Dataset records
((
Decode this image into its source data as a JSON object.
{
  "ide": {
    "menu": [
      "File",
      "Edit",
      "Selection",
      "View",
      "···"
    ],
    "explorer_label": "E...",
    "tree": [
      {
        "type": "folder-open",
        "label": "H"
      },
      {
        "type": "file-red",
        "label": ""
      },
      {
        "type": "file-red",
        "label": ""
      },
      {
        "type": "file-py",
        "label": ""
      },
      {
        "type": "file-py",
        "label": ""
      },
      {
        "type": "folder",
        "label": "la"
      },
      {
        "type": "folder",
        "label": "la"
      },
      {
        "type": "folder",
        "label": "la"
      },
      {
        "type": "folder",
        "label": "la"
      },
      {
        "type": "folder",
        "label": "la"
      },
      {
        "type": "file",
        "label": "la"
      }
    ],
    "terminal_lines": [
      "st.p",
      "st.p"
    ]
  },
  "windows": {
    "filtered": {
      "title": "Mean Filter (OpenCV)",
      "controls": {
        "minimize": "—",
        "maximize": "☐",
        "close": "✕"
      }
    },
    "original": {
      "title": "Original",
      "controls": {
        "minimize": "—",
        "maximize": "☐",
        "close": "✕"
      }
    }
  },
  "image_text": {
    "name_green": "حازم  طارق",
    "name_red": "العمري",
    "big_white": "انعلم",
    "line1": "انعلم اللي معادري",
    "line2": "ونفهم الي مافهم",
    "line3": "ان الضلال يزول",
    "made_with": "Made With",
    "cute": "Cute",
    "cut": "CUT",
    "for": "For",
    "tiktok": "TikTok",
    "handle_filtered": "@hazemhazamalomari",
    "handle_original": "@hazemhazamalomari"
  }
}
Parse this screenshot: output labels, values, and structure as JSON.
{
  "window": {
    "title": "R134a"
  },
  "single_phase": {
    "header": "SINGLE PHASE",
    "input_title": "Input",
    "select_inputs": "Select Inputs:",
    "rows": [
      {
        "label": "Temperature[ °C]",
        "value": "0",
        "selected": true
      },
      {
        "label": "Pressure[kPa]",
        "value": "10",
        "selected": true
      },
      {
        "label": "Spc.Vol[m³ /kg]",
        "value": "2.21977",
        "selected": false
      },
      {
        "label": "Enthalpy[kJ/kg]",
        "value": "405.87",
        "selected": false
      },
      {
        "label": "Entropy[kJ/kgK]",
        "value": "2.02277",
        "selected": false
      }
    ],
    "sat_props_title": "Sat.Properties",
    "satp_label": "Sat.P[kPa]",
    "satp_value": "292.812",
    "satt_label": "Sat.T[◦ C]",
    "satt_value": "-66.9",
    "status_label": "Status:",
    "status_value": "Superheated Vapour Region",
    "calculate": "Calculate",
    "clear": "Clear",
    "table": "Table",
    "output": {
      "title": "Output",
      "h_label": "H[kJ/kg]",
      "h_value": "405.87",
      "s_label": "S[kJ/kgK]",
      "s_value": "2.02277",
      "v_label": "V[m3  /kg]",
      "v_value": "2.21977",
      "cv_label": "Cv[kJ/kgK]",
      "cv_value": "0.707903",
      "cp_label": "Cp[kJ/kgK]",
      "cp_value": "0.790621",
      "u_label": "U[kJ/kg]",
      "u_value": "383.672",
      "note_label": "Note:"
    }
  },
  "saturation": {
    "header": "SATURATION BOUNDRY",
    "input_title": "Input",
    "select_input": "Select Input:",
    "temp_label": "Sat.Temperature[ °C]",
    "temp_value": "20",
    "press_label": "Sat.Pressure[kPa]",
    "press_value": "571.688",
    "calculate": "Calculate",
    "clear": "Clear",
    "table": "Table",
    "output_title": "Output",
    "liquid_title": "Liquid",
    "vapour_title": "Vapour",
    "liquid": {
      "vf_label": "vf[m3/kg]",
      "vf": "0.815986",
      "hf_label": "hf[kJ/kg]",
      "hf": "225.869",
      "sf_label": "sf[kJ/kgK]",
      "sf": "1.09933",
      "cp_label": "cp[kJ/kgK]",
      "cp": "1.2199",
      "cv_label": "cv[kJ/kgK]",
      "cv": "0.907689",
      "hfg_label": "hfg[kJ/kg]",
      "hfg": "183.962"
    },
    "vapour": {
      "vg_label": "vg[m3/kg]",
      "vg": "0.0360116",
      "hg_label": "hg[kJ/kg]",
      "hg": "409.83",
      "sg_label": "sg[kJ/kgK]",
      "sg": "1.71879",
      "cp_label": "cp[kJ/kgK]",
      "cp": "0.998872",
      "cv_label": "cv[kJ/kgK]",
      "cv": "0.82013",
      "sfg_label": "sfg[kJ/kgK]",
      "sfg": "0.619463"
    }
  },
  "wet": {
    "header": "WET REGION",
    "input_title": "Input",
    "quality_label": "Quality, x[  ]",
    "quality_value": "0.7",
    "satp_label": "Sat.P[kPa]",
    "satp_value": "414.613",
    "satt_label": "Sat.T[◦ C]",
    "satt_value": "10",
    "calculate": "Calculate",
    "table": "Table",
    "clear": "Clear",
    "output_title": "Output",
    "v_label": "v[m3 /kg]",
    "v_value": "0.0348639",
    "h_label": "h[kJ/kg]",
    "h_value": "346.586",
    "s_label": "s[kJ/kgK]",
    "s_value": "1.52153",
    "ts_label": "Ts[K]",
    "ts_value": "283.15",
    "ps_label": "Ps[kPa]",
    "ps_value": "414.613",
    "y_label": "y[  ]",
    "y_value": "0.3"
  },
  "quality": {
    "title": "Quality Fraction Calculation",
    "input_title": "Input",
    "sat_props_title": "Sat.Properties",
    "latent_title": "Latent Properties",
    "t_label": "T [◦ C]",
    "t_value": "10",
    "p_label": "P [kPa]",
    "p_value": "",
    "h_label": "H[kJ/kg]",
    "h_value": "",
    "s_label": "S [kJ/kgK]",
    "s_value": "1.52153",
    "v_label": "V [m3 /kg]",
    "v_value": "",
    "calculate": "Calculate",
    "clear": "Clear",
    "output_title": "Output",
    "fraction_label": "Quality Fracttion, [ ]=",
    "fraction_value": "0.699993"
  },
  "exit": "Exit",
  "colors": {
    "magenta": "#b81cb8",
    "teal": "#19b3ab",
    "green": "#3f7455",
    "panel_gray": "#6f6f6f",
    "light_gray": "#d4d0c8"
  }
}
))
## [EXERCISE PROMPT]
Go through the entries and repeat each one exactly.

## [EXERCISE OUTPUT]
Decode this image into its source data as a JSON object.
{
  "ide": {
    "menu": [
      "File",
      "Edit",
      "Selection",
      "View",
      "···"
    ],
    "explorer_label": "E...",
    "tree": [
      {
        "type": "folder-open",
        "label": "H"
      },
      {
        "type": "file-red",
        "label": ""
      },
      {
        "type": "file-red",
        "label": ""
      },
      {
        "type": "file-py",
        "label": ""
      },
      {
        "type": "file-py",
        "label": ""
      },
      {
        "type": "folder",
        "label": "la"
      },
      {
        "type": "folder",
        "label": "la"
      },
      {
        "type": "folder",
        "label": "la"
      },
      {
        "type": "folder",
        "label": "la"
      },
      {
        "type": "folder",
        "label": "la"
      },
      {
        "type": "file",
        "label": "la"
      }
    ],
    "terminal_lines": [
      "st.p",
      "st.p"
    ]
  },
  "windows": {
    "filtered": {
      "title": "Mean Filter (OpenCV)",
      "controls": {
        "minimize": "—",
        "maximize": "☐",
        "close": "✕"
      }
    },
    "original": {
      "title": "Original",
      "controls": {
        "minimize": "—",
        "maximize": "☐",
        "close": "✕"
      }
    }
  },
  "image_text": {
    "name_green": "حازم  طارق",
    "name_red": "العمري",
    "big_white": "انعلم",
    "line1": "انعلم اللي معادري",
    "line2": "ونفهم الي مافهم",
    "line3": "ان الضلال يزول",
    "made_with": "Made With",
    "cute": "Cute",
    "cut": "CUT",
    "for": "For",
    "tiktok": "TikTok",
    "handle_filtered": "@hazemhazamalomari",
    "handle_original": "@hazemhazamalomari"
  }
}
Parse this screenshot: output labels, values, and structure as JSON.
{
  "window": {
    "title": "R134a"
  },
  "single_phase": {
    "header": "SINGLE PHASE",
    "input_title": "Input",
    "select_inputs": "Select Inputs:",
    "rows": [
      {
        "label": "Temperature[ °C]",
        "value": "0",
        "selected": true
      },
      {
        "label": "Pressure[kPa]",
        "value": "10",
        "selected": true
      },
      {
        "label": "Spc.Vol[m³ /kg]",
        "value": "2.21977",
        "selected": false
      },
      {
        "label": "Enthalpy[kJ/kg]",
        "value": "405.87",
        "selected": false
      },
      {
        "label": "Entropy[kJ/kgK]",
        "value": "2.02277",
        "selected": false
      }
    ],
    "sat_props_title": "Sat.Properties",
    "satp_label": "Sat.P[kPa]",
    "satp_value": "292.812",
    "satt_label": "Sat.T[◦ C]",
    "satt_value": "-66.9",
    "status_label": "Status:",
    "status_value": "Superheated Vapour Region",
    "calculate": "Calculate",
    "clear": "Clear",
    "table": "Table",
    "output": {
      "title": "Output",
      "h_label": "H[kJ/kg]",
      "h_value": "405.87",
      "s_label": "S[kJ/kgK]",
      "s_value": "2.02277",
      "v_label": "V[m3  /kg]",
      "v_value": "2.21977",
      "cv_label": "Cv[kJ/kgK]",
      "cv_value": "0.707903",
      "cp_label": "Cp[kJ/kgK]",
      "cp_value": "0.790621",
      "u_label": "U[kJ/kg]",
      "u_value": "383.672",
      "note_label": "Note:"
    }
  },
  "saturation": {
    "header": "SATURATION BOUNDRY",
    "input_title": "Input",
    "select_input": "Select Input:",
    "temp_label": "Sat.Temperature[ °C]",
    "temp_value": "20",
    "press_label": "Sat.Pressure[kPa]",
    "press_value": "571.688",
    "calculate": "Calculate",
    "clear": "Clear",
    "table": "Table",
    "output_title": "Output",
    "liquid_title": "Liquid",
    "vapour_title": "Vapour",
    "liquid": {
      "vf_label": "vf[m3/kg]",
      "vf": "0.815986",
      "hf_label": "hf[kJ/kg]",
      "hf": "225.869",
      "sf_label": "sf[kJ/kgK]",
      "sf": "1.09933",
      "cp_label": "cp[kJ/kgK]",
      "cp": "1.2199",
      "cv_label": "cv[kJ/kgK]",
      "cv": "0.907689",
      "hfg_label": "hfg[kJ/kg]",
      "hfg": "183.962"
    },
    "vapour": {
      "vg_label": "vg[m3/kg]",
      "vg": "0.0360116",
      "hg_label": "hg[kJ/kg]",
      "hg": "409.83",
      "sg_label": "sg[kJ/kgK]",
      "sg": "1.71879",
      "cp_label": "cp[kJ/kgK]",
      "cp": "0.998872",
      "cv_label": "cv[kJ/kgK]",
      "cv": "0.82013",
      "sfg_label": "sfg[kJ/kgK]",
      "sfg": "0.619463"
    }
  },
  "wet": {
    "header": "WET REGION",
    "input_title": "Input",
    "quality_label": "Quality, x[  ]",
    "quality_value": "0.7",
    "satp_label": "Sat.P[kPa]",
    "satp_value": "414.613",
    "satt_label": "Sat.T[◦ C]",
    "satt_value": "10",
    "calculate": "Calculate",
    "table": "Table",
    "clear": "Clear",
    "output_title": "Output",
    "v_label": "v[m3 /kg]",
    "v_value": "0.0348639",
    "h_label": "h[kJ/kg]",
    "h_value": "346.586",
    "s_label": "s[kJ/kgK]",
    "s_value": "1.52153",
    "ts_label": "Ts[K]",
    "ts_value": "283.15",
    "ps_label": "Ps[kPa]",
    "ps_value": "414.613",
    "y_label": "y[  ]",
    "y_value": "0.3"
  },
  "quality": {
    "title": "Quality Fraction Calculation",
    "input_title": "Input",
    "sat_props_title": "Sat.Properties",
    "latent_title": "Latent Properties",
    "t_label": "T [◦ C]",
    "t_value": "10",
    "p_label": "P [kPa]",
    "p_value": "",
    "h_label": "H[kJ/kg]",
    "h_value": "",
    "s_label": "S [kJ/kgK]",
    "s_value": "1.52153",
    "v_label": "V [m3 /kg]",
    "v_value": "",
    "calculate": "Calculate",
    "clear": "Clear",
    "output_title": "Output",
    "fraction_label": "Quality Fracttion, [ ]=",
    "fraction_value": "0.699993"
  },
  "exit": "Exit",
  "colors": {
    "magenta": "#b81cb8",
    "teal": "#19b3ab",
    "green": "#3f7455",
    "panel_gray": "#6f6f6f",
    "light_gray": "#d4d0c8"
  }
}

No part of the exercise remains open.